DIRECTIONS FOR THIS TASK:
Without omitting anything, return the records precisely as given.
--- BEGIN WORKING DATA ---
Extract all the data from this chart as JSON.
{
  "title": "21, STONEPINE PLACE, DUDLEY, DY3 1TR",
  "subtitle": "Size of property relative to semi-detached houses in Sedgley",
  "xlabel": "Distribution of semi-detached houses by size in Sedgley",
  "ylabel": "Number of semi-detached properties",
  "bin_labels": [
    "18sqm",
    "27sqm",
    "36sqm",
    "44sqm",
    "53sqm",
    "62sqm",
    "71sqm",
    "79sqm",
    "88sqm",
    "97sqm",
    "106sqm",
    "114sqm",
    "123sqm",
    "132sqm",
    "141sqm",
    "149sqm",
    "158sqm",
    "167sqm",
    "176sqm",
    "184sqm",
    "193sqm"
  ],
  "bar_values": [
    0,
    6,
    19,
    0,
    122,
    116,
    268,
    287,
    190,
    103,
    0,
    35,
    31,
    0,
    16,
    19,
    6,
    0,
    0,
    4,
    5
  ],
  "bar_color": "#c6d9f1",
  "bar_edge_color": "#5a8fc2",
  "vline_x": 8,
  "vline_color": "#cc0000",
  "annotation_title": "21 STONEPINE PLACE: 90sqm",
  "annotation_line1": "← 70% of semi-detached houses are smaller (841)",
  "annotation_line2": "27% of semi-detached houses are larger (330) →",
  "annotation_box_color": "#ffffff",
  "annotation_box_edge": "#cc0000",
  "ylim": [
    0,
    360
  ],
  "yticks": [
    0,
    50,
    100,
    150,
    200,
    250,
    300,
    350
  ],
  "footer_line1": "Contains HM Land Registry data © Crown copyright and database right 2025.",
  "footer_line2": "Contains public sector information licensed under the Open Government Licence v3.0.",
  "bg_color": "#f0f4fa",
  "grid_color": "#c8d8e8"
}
--- END WORKING DATA ---
SOLVED PROBLEM:
Extract all the data from this chart as JSON.
{
  "title": "21, STONEPINE PLACE, DUDLEY, DY3 1TR",
  "subtitle": "Size of property relative to semi-detached houses in Sedgley",
  "xlabel": "Distribution of semi-detached houses by size in Sedgley",
  "ylabel": "Number of semi-detached properties",
  "bin_labels": [
    "18sqm",
    "27sqm",
    "36sqm",
    "44sqm",
    "53sqm",
    "62sqm",
    "71sqm",
    "79sqm",
    "88sqm",
    "97sqm",
    "106sqm",
    "114sqm",
    "123sqm",
    "132sqm",
    "141sqm",
    "149sqm",
    "158sqm",
    "167sqm",
    "176sqm",
    "184sqm",
    "193sqm"
  ],
  "bar_values": [
    0,
    6,
    19,
    0,
    122,
    116,
    268,
    287,
    190,
    103,
    0,
    35,
    31,
    0,
    16,
    19,
    6,
    0,
    0,
    4,
    5
  ],
  "bar_color": "#c6d9f1",
  "bar_edge_color": "#5a8fc2",
  "vline_x": 8,
  "vline_color": "#cc0000",
  "annotation_title": "21 STONEPINE PLACE: 90sqm",
  "annotation_line1": "← 70% of semi-detached houses are smaller (841)",
  "annotation_line2": "27% of semi-detached houses are larger (330) →",
  "annotation_box_color": "#ffffff",
  "annotation_box_edge": "#cc0000",
  "ylim": [
    0,
    360
  ],
  "yticks": [
    0,
    50,
    100,
    150,
    200,
    250,
    300,
    350
  ],
  "footer_line1": "Contains HM Land Registry data © Crown copyright and database right 2025.",
  "footer_line2": "Contains public sector information licensed under the Open Government Licence v3.0.",
  "bg_color": "#f0f4fa",
  "grid_color": "#c8d8e8"
}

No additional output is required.